* **WHAT IS REQUIRED**: All entries are to be copied verbatim, while the pictures stay out.

* **PROVIDED RECORDS**:
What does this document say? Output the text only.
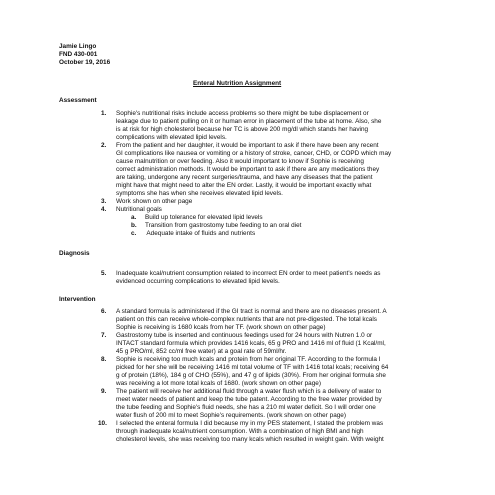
Jamie Lingo
FND 430-001
October 19, 2016
Enteral Nutrition Assignment
Assessment
1. Sophie's nutritional risks include access problems so there might be tube displacement or
leakage due to patient pulling on it or human error in placement of the tube at home. Also, she
is at risk for high cholesterol because her TC is above 200 mg/dl which stands her having
complications with elevated lipid levels.
2. From the patient and her daughter, it would be important to ask if there have been any recent
GI complications like nausea or vomiting or a history of stroke, cancer, CHD, or COPD which may
cause malnutrition or over feeding. Also it would important to know if Sophie is receiving
correct administration methods. It would be important to ask if there are any medications they
are taking, undergone any recent surgeries/trauma, and have any diseases that the patient
might have that might need to alter the EN order. Lastly, it would be important exactly what
symptoms she has when she receives elevated lipid levels.
3. Work shown on other page
4. Nutritional goals
a. Build up tolerance for elevated lipid levels
b. Transition from gastrostomy tube feeding to an oral diet
c. Adequate intake of fluids and nutrients
Diagnosis
5. Inadequate kcal/nutrient consumption related to incorrect EN order to meet patient's needs as
evidenced occurring complications to elevated lipid levels.
Intervention
6. A standard formula is administered if the GI tract is normal and there are no diseases present. A
patient on this can receive whole-complex nutrients that are not pre-digested. The total kcals
Sophie is receiving is 1680 kcals from her TF. (work shown on other page)
7. Gastrostomy tube is inserted and continuous feedings used for 24 hours with Nutren 1.0 or
INTACT standard formula which provides 1416 kcals, 65 g PRO and 1416 ml of fluid (1 Kcal/ml,
45 g PRO/ml, 852 cc/ml free water) at a goal rate of 59ml/hr.
8. Sophie is receiving too much kcals and protein from her original TF. According to the formula I
picked for her she will be receiving 1416 ml total volume of TF with 1416 total kcals; receiving 64
g of protein (18%), 184 g of CHO (55%), and 47 g of lipids (30%). From her original formula she
was receiving a lot more total kcals of 1680. (work shown on other page)
9. The patient will receive her additional fluid through a water flush which is a delivery of water to
meet water needs of patient and keep the tube patent. According to the free water provided by
the tube feeding and Sophie's fluid needs, she has a 210 ml water deficit. So I will order one
water flush of 200 ml to meet Sophie's requirements. (work shown on other page)
10. I selected the enteral formula I did because my in my PES statement, I stated the problem was
through inadequate kcal/nutrient consumption. With a combination of high BMI and high
cholesterol levels, she was receiving too many kcals which resulted in weight gain. With weight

* **PROBLEM SOLUTION**:
What does this document say? Output the text only.
Jamie Lingo
FND 430-001
October 19, 2016
Enteral Nutrition Assignment
Assessment
1. Sophie's nutritional risks include access problems so there might be tube displacement or
leakage due to patient pulling on it or human error in placement of the tube at home. Also, she
is at risk for high cholesterol because her TC is above 200 mg/dl which stands her having
complications with elevated lipid levels.
2. From the patient and her daughter, it would be important to ask if there have been any recent
GI complications like nausea or vomiting or a history of stroke, cancer, CHD, or COPD which may
cause malnutrition or over feeding. Also it would important to know if Sophie is receiving
correct administration methods. It would be important to ask if there are any medications they
are taking, undergone any recent surgeries/trauma, and have any diseases that the patient
might have that might need to alter the EN order. Lastly, it would be important exactly what
symptoms she has when she receives elevated lipid levels.
3. Work shown on other page
4. Nutritional goals
a. Build up tolerance for elevated lipid levels
b. Transition from gastrostomy tube feeding to an oral diet
c. Adequate intake of fluids and nutrients
Diagnosis
5. Inadequate kcal/nutrient consumption related to incorrect EN order to meet patient's needs as
evidenced occurring complications to elevated lipid levels.
Intervention
6. A standard formula is administered if the GI tract is normal and there are no diseases present. A
patient on this can receive whole-complex nutrients that are not pre-digested. The total kcals
Sophie is receiving is 1680 kcals from her TF. (work shown on other page)
7. Gastrostomy tube is inserted and continuous feedings used for 24 hours with Nutren 1.0 or
INTACT standard formula which provides 1416 kcals, 65 g PRO and 1416 ml of fluid (1 Kcal/ml,
45 g PRO/ml, 852 cc/ml free water) at a goal rate of 59ml/hr.
8. Sophie is receiving too much kcals and protein from her original TF. According to the formula I
picked for her she will be receiving 1416 ml total volume of TF with 1416 total kcals; receiving 64
g of protein (18%), 184 g of CHO (55%), and 47 g of lipids (30%). From her original formula she
was receiving a lot more total kcals of 1680. (work shown on other page)
9. The patient will receive her additional fluid through a water flush which is a delivery of water to
meet water needs of patient and keep the tube patent. According to the free water provided by
the tube feeding and Sophie's fluid needs, she has a 210 ml water deficit. So I will order one
water flush of 200 ml to meet Sophie's requirements. (work shown on other page)
10. I selected the enteral formula I did because my in my PES statement, I stated the problem was
through inadequate kcal/nutrient consumption. With a combination of high BMI and high
cholesterol levels, she was receiving too many kcals which resulted in weight gain. With weight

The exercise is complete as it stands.